◆ What the task requires
Can you turn the rows below into a Markdown table with the columns No. and Line, numbering each nonblank line and leaving out blank lines and pictures?

◆ Material to process

_ _ _ _

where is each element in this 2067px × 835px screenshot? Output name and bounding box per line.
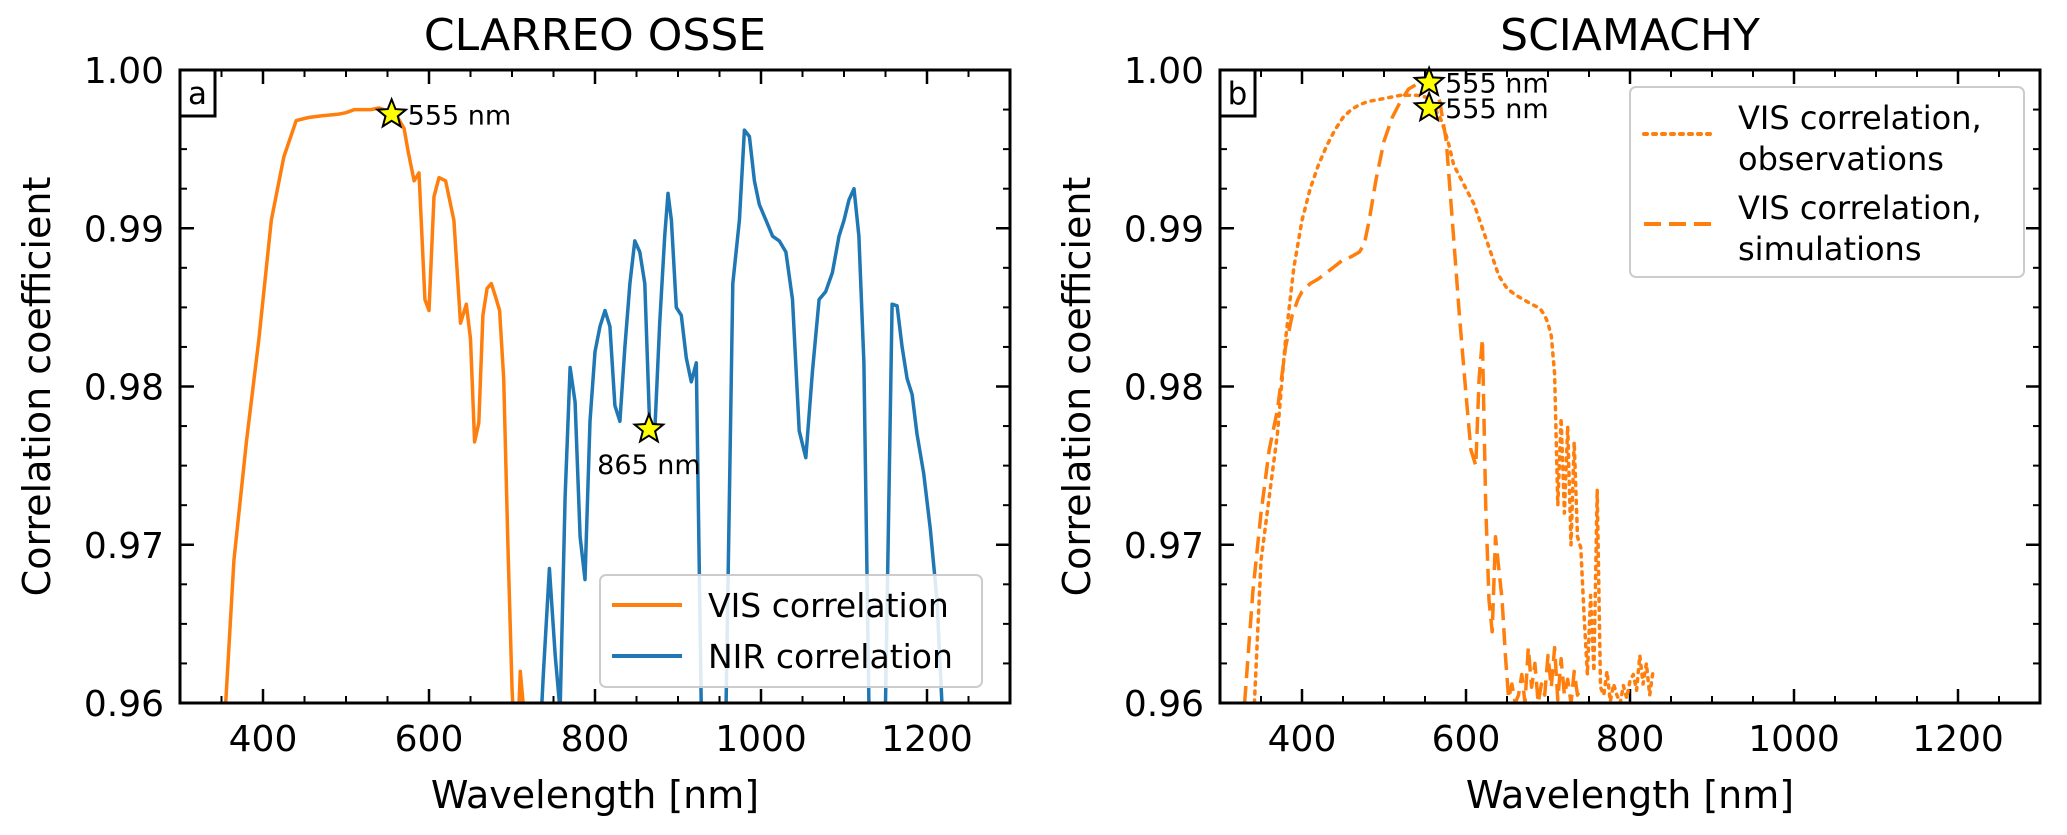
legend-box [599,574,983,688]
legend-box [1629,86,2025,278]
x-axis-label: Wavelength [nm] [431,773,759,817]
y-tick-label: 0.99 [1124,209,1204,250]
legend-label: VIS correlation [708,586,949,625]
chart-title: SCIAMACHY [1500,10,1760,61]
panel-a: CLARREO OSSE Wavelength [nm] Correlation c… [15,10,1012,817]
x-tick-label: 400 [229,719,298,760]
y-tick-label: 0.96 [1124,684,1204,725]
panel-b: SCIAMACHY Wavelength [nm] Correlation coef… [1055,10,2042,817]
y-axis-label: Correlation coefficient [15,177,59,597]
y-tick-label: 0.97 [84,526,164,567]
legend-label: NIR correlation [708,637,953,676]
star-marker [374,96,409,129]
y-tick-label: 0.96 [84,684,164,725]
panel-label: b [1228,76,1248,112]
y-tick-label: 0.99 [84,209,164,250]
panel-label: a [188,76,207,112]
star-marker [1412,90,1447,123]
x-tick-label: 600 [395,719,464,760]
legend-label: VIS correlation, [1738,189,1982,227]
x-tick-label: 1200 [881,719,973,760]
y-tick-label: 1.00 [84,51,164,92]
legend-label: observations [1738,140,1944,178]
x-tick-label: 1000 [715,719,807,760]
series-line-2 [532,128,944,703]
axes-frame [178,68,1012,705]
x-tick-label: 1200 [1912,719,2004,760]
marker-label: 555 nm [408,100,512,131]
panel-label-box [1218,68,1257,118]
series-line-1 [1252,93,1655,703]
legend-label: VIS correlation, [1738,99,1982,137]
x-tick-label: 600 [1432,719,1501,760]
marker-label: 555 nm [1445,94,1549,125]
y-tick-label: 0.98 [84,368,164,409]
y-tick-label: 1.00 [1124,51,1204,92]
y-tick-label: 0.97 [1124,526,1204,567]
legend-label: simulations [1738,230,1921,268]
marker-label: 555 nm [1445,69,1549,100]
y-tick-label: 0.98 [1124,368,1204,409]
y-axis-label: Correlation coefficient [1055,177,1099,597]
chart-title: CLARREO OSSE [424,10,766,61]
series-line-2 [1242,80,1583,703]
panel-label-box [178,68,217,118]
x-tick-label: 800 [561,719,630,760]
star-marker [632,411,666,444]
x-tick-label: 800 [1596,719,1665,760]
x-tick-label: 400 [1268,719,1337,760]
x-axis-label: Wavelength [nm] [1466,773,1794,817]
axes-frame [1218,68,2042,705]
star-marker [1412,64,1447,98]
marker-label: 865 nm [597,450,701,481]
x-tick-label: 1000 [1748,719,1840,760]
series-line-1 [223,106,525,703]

_ _ _ _

◆ The output
| No. | Line |
|---|---|
| 1 | where is each element in this 2067px × 835px screenshot? Output name and bounding box per line. |
| 2 | legend-box [599,574,983,688] |
| 3 | legend-box [1629,86,2025,278] |
| 4 | x-axis-label: Wavelength [nm] [431,773,759,817] |
| 5 | y-tick-label: 0.99 [1124,209,1204,250] |
| 6 | legend-label: VIS correlation [708,586,949,625] |
| 7 | chart-title: SCIAMACHY [1500,10,1760,61] |
| 8 | panel-a: CLARREO OSSE Wavelength [nm] Correlation c… [15,10,1012,817] |
| 9 | x-tick-label: 400 [229,719,298,760] |
| 10 | y-tick-label: 0.96 [1124,684,1204,725] |
| 11 | panel-b: SCIAMACHY Wavelength [nm] Correlation coef… [1055,10,2042,817] |
| 12 | y-axis-label: Correlation coefficient [15,177,59,597] |
| 13 | y-tick-label: 0.97 [84,526,164,567] |
| 14 | legend-label: NIR correlation [708,637,953,676] |
| 15 | star-marker [374,96,409,129] |
| 16 | y-tick-label: 0.96 [84,684,164,725] |
| 17 | panel-label: b [1228,76,1248,112] |
| 18 | y-tick-label: 0.99 [84,209,164,250] |
| 19 | panel-label: a [188,76,207,112] |
| 20 | star-marker [1412,90,1447,123] |
| 21 | x-tick-label: 600 [395,719,464,760] |
| 22 | legend-label: VIS correlation, [1738,189,1982,227] |
| 23 | x-tick-label: 1200 [881,719,973,760] |
| 24 | y-tick-label: 1.00 [84,51,164,92] |
| 25 | legend-label: observations [1738,140,1944,178] |
| 26 | x-tick-label: 1000 [715,719,807,760] |
| 27 | series-line-2 [532,128,944,703] |
| 28 | axes-frame [178,68,1012,705] |
| 29 | x-tick-label: 1200 [1912,719,2004,760] |
| 30 | marker-label: 555 nm [408,100,512,131] |
| 31 | panel-label-box [1218,68,1257,118] |
| 32 | series-line-1 [1252,93,1655,703] |
| 33 | legend-label: VIS correlation, [1738,99,1982,137] |
| 34 | x-tick-label: 600 [1432,719,1501,760] |
| 35 | marker-label: 555 nm [1445,94,1549,125] |
| 36 | y-tick-label: 0.98 [84,368,164,409] |
| 37 | y-tick-label: 1.00 [1124,51,1204,92] |
| 38 | y-tick-label: 0.97 [1124,526,1204,567] |
| 39 | legend-label: simulations [1738,230,1921,268] |
| 40 | marker-label: 555 nm [1445,69,1549,100] |
| 41 | y-tick-label: 0.98 [1124,368,1204,409] |
| 42 | y-axis-label: Correlation coefficient [1055,177,1099,597] |
| 43 | chart-title: CLARREO OSSE [424,10,766,61] |
| 44 | series-line-2 [1242,80,1583,703] |
| 45 | panel-label-box [178,68,217,118] |
| 46 | x-tick-label: 800 [561,719,630,760] |
| 47 | star-marker [632,411,666,444] |
| 48 | x-tick-label: 800 [1596,719,1665,760] |
| 49 | x-tick-label: 400 [1268,719,1337,760] |
| 50 | x-axis-label: Wavelength [nm] [1466,773,1794,817] |
| 51 | axes-frame [1218,68,2042,705] |
| 52 | star-marker [1412,64,1447,98] |
| 53 | marker-label: 865 nm [597,450,701,481] |
| 54 | x-tick-label: 1000 [1748,719,1840,760] |
| 55 | series-line-1 [223,106,525,703] |